_WHAT THE TASK REQUIRES:_
Copy every line of the records below that holds the word "Publishing".

Saved entries:

———

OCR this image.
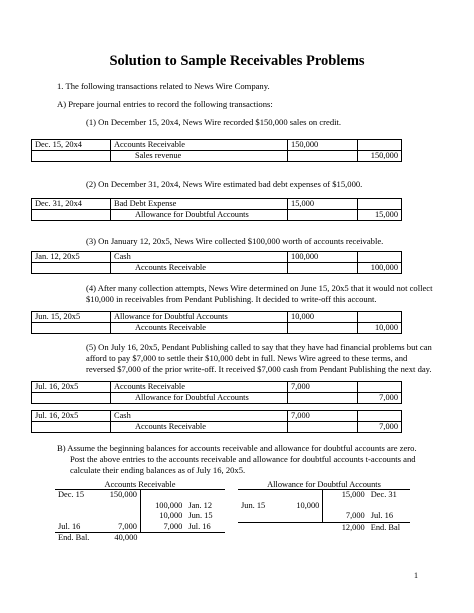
Solution to Sample Receivables Problems
1. The following transactions related to News Wire Company.
A) Prepare journal entries to record the following transactions:
(1) On December 15, 20x4, News Wire recorded $150,000 sales on credit.
Dec. 15, 20x4	Accounts Receivable	150,000	
	Sales revenue		150,000
(2) On December 31, 20x4, News Wire estimated bad debt expenses of $15,000.
Dec. 31, 20x4	Bad Debt Expense	15,000	
	Allowance for Doubtful Accounts		15,000
(3) On January 12, 20x5, News Wire collected $100,000 worth of accounts receivable.
Jan. 12, 20x5	Cash	100,000	
	Accounts Receivable		100,000
(4) After many collection attempts, News Wire determined on June 15, 20x5 that it would not collect
$10,000 in receivables from Pendant Publishing. It decided to write-off this account.
Jun. 15, 20x5	Allowance for Doubtful Accounts	10,000	
	Accounts Receivable		10,000
(5) On July 16, 20x5, Pendant Publishing called to say that they have had financial problems but can
afford to pay $7,000 to settle their $10,000 debt in full. News Wire agreed to these terms, and
reversed $7,000 of the prior write-off. It received $7,000 cash from Pendant Publishing the next day.
Jul. 16, 20x5	Accounts Receivable	7,000	
	Allowance for Doubtful Accounts		7,000
Jul. 16, 20x5	Cash	7,000	
	Accounts Receivable		7,000
B) Assume the beginning balances for accounts receivable and allowance for doubtful accounts are zero.
Post the above entries to the accounts receivable and allowance for doubtful accounts t-accounts and
calculate their ending balances as of July 16, 20x5.
Accounts Receivable
Dec. 15	150,000		
		100,000	Jan. 12
		10,000	Jun. 15
Jul. 16	7,000	7,000	Jul. 16
End. Bal.	40,000		
Allowance for Doubtful Accounts
		15,000	Dec. 31
Jun. 15	10,000		
		7,000	Jul. 16
		12,000	End. Bal
1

———

_OUTPUT OF THE TASK:_
$10,000 in receivables from Pendant Publishing. It decided to write-off this account.
(5) On July 16, 20x5, Pendant Publishing called to say that they have had financial problems but can
reversed $7,000 of the prior write-off. It received $7,000 cash from Pendant Publishing the next day.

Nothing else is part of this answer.